▶ _SUPPLIED MATERIAL_:
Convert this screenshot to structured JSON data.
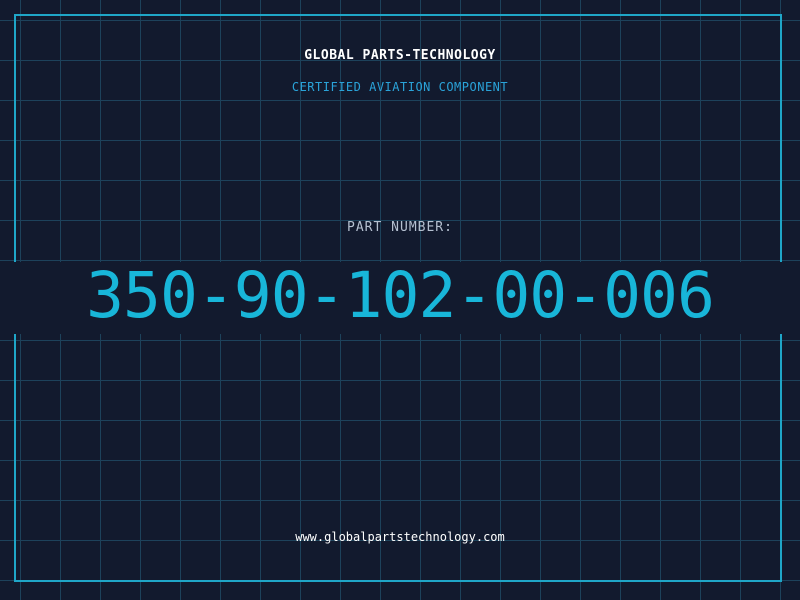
{
  "header": {
    "company": "GLOBAL PARTS-TECHNOLOGY",
    "tagline": "CERTIFIED AVIATION COMPONENT"
  },
  "part": {
    "label": "PART NUMBER:",
    "number": "350-90-102-00-006"
  },
  "footer": {
    "url": "www.globalpartstechnology.com"
  },
  "colors": {
    "background": "#121a2e",
    "grid": "#1f4a63",
    "accent": "#18b6d9",
    "frame": "#1fa6c8"
  }
}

▶ _WHAT YOU WILL DO_:
Copy every record character for character. Skip the pictures.

▶ _RESULT_:
Convert this screenshot to structured JSON data.
{
  "header": {
    "company": "GLOBAL PARTS-TECHNOLOGY",
    "tagline": "CERTIFIED AVIATION COMPONENT"
  },
  "part": {
    "label": "PART NUMBER:",
    "number": "350-90-102-00-006"
  },
  "footer": {
    "url": "www.globalpartstechnology.com"
  },
  "colors": {
    "background": "#121a2e",
    "grid": "#1f4a63",
    "accent": "#18b6d9",
    "frame": "#1fa6c8"
  }
}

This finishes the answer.